Data records:
┏━━

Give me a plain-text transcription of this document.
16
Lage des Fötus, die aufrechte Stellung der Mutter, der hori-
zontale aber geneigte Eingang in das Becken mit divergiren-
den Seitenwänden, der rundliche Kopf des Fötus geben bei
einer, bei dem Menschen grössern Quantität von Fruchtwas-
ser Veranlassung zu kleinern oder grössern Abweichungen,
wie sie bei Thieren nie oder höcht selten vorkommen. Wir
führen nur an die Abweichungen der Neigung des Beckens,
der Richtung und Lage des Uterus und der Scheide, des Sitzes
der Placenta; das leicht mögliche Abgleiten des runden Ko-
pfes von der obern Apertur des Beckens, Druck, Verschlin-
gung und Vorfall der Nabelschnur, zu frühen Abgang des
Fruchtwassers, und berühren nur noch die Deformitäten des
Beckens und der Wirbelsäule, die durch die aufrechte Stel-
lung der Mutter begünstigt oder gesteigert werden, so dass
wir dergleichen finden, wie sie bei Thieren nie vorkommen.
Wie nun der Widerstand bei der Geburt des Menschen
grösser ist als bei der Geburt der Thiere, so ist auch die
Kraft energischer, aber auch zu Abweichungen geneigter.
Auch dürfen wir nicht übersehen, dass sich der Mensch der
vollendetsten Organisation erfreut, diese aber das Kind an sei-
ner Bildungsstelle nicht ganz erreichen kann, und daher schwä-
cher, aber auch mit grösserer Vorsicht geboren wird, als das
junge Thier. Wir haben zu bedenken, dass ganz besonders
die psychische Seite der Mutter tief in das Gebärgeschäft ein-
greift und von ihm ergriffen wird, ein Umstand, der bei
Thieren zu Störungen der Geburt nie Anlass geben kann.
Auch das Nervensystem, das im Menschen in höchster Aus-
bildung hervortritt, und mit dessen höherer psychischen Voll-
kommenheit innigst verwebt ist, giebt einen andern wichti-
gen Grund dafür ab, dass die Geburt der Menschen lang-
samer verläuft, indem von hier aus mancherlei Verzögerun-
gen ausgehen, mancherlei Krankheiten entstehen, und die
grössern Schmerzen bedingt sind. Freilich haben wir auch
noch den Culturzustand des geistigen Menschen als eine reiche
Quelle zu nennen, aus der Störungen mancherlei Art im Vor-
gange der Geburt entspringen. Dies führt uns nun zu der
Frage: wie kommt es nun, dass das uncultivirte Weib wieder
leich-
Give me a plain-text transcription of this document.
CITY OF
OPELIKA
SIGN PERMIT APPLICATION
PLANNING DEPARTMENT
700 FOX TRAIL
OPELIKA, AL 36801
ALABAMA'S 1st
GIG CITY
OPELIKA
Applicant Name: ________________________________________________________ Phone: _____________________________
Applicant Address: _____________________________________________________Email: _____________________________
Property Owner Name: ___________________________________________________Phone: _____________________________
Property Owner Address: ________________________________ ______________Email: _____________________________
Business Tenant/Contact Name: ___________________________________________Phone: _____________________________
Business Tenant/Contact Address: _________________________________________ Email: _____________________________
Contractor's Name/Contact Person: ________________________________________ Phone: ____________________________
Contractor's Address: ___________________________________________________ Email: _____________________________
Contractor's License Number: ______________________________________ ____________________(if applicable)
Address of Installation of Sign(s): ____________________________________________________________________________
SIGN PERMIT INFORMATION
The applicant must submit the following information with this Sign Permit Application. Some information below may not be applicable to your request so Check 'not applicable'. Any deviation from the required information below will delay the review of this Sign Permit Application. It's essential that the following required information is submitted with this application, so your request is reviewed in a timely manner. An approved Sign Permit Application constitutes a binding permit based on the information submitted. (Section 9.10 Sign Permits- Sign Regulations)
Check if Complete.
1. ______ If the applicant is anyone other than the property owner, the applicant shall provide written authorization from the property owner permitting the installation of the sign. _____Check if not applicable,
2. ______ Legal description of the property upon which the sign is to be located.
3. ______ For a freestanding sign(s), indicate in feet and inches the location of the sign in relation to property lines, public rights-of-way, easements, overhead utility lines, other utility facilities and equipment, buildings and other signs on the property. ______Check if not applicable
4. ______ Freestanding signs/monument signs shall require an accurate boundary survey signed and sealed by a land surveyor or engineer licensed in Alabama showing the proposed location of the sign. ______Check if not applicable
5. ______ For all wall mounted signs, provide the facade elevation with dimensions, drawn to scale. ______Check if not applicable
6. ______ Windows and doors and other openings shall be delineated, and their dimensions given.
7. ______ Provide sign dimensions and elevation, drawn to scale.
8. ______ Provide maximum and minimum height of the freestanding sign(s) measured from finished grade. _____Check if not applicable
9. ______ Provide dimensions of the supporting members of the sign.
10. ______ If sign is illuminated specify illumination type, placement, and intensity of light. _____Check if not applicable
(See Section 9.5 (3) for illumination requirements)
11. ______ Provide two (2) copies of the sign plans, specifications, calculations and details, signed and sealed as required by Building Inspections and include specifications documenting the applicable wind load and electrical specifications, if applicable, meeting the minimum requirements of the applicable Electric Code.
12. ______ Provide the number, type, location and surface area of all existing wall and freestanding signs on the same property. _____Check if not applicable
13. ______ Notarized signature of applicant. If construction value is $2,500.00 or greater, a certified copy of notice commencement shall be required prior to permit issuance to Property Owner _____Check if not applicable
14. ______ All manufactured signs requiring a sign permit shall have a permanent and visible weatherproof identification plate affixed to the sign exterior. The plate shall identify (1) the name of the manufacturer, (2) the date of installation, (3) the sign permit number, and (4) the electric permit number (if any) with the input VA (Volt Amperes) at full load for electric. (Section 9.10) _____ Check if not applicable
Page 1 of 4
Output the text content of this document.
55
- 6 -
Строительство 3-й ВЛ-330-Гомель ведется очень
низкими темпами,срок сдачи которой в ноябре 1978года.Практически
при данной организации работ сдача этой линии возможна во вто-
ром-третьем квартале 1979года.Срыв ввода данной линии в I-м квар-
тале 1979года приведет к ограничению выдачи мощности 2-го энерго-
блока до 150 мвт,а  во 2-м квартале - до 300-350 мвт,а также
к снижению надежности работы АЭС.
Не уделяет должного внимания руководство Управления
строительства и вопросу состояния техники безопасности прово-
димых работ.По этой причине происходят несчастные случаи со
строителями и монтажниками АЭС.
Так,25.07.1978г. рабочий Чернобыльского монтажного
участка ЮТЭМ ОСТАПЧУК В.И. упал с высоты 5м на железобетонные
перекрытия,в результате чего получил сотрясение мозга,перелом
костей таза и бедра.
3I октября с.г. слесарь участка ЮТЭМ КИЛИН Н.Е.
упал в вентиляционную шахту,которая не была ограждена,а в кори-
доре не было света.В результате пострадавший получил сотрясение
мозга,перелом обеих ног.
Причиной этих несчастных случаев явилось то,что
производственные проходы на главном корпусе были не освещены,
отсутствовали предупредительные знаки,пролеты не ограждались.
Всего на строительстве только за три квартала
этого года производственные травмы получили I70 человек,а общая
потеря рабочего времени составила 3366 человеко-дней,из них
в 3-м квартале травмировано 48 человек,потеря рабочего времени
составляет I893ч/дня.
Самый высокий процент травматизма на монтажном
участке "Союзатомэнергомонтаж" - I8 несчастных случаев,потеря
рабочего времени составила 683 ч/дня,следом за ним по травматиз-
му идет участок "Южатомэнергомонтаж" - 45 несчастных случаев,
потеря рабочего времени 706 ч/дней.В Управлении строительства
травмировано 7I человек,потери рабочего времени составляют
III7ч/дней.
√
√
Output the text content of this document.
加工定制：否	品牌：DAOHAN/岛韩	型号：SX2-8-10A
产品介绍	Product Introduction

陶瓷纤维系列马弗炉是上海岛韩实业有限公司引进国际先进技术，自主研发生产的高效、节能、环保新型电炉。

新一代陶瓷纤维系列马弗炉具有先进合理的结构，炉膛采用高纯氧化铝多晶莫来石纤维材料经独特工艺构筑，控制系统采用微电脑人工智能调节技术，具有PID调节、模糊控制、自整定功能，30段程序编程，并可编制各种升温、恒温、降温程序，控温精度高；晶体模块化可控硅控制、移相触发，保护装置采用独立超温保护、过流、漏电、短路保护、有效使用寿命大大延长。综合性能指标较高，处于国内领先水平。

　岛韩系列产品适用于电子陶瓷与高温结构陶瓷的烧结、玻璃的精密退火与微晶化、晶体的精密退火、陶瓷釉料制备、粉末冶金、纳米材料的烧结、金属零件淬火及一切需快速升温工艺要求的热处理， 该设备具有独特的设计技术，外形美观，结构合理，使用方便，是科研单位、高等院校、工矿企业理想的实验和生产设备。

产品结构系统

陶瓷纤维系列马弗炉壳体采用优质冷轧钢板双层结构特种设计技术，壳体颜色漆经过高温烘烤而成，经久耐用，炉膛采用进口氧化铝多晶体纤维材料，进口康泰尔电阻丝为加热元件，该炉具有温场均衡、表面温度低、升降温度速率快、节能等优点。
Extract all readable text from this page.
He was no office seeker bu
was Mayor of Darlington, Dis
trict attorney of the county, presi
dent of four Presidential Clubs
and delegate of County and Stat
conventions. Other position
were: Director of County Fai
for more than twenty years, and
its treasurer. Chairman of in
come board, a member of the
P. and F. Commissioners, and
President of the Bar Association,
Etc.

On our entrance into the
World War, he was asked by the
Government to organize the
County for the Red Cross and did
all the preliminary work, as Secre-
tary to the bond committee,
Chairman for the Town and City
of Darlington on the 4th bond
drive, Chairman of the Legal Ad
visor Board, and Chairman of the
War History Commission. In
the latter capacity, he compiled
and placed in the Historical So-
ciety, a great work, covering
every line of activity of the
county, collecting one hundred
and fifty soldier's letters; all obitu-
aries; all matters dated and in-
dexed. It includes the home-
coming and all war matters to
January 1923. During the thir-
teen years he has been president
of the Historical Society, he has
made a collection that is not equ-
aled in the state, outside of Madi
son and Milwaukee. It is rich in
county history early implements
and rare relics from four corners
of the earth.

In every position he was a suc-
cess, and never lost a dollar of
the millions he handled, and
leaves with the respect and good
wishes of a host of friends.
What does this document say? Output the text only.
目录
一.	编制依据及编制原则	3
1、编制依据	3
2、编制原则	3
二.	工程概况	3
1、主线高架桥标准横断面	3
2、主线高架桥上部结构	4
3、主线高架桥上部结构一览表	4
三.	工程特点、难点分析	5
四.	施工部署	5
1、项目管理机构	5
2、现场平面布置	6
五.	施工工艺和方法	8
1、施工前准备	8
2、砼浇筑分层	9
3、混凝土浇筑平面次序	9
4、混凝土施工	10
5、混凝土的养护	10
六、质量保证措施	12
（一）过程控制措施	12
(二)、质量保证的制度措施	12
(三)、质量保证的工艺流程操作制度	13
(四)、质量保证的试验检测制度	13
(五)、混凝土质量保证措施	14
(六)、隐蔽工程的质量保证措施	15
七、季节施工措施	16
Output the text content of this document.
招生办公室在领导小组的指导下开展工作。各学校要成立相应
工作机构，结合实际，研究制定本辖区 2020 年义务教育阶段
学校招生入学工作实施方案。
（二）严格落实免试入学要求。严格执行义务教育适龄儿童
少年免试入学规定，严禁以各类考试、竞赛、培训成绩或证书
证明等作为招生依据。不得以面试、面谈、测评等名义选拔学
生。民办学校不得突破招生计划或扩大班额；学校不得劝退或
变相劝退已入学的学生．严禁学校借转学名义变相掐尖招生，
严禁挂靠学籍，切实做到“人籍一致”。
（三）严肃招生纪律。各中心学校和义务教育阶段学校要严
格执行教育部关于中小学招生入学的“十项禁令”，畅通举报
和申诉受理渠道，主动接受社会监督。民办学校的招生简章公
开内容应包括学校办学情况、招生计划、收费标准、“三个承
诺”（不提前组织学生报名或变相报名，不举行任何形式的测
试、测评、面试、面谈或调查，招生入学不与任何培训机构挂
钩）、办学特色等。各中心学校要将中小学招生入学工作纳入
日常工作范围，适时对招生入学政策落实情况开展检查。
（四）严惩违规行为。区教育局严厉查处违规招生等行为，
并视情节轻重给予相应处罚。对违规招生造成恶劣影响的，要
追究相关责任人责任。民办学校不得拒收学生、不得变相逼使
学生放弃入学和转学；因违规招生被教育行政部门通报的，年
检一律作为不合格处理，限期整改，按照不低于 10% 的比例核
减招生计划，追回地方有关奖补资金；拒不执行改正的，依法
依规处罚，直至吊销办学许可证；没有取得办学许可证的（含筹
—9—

┗━━

Exercise instructions: Exactly reproduce the lines beginning with the one that contains "What does this" and ending with the last line of the material, both included. Leave out everything else.

Written solution:
What does this document say? Output the text only.
目录
一.	编制依据及编制原则	3
1、编制依据	3
2、编制原则	3
二.	工程概况	3
1、主线高架桥标准横断面	3
2、主线高架桥上部结构	4
3、主线高架桥上部结构一览表	4
三.	工程特点、难点分析	5
四.	施工部署	5
1、项目管理机构	5
2、现场平面布置	6
五.	施工工艺和方法	8
1、施工前准备	8
2、砼浇筑分层	9
3、混凝土浇筑平面次序	9
4、混凝土施工	10
5、混凝土的养护	10
六、质量保证措施	12
（一）过程控制措施	12
(二)、质量保证的制度措施	12
(三)、质量保证的工艺流程操作制度	13
(四)、质量保证的试验检测制度	13
(五)、混凝土质量保证措施	14
(六)、隐蔽工程的质量保证措施	15
七、季节施工措施	16
Output the text content of this document.
招生办公室在领导小组的指导下开展工作。各学校要成立相应
工作机构，结合实际，研究制定本辖区 2020 年义务教育阶段
学校招生入学工作实施方案。
（二）严格落实免试入学要求。严格执行义务教育适龄儿童
少年免试入学规定，严禁以各类考试、竞赛、培训成绩或证书
证明等作为招生依据。不得以面试、面谈、测评等名义选拔学
生。民办学校不得突破招生计划或扩大班额；学校不得劝退或
变相劝退已入学的学生．严禁学校借转学名义变相掐尖招生，
严禁挂靠学籍，切实做到“人籍一致”。
（三）严肃招生纪律。各中心学校和义务教育阶段学校要严
格执行教育部关于中小学招生入学的“十项禁令”，畅通举报
和申诉受理渠道，主动接受社会监督。民办学校的招生简章公
开内容应包括学校办学情况、招生计划、收费标准、“三个承
诺”（不提前组织学生报名或变相报名，不举行任何形式的测
试、测评、面试、面谈或调查，招生入学不与任何培训机构挂
钩）、办学特色等。各中心学校要将中小学招生入学工作纳入
日常工作范围，适时对招生入学政策落实情况开展检查。
（四）严惩违规行为。区教育局严厉查处违规招生等行为，
并视情节轻重给予相应处罚。对违规招生造成恶劣影响的，要
追究相关责任人责任。民办学校不得拒收学生、不得变相逼使
学生放弃入学和转学；因违规招生被教育行政部门通报的，年
检一律作为不合格处理，限期整改，按照不低于 10% 的比例核
减招生计划，追回地方有关奖补资金；拒不执行改正的，依法
依规处罚，直至吊销办学许可证；没有取得办学许可证的（含筹
—9—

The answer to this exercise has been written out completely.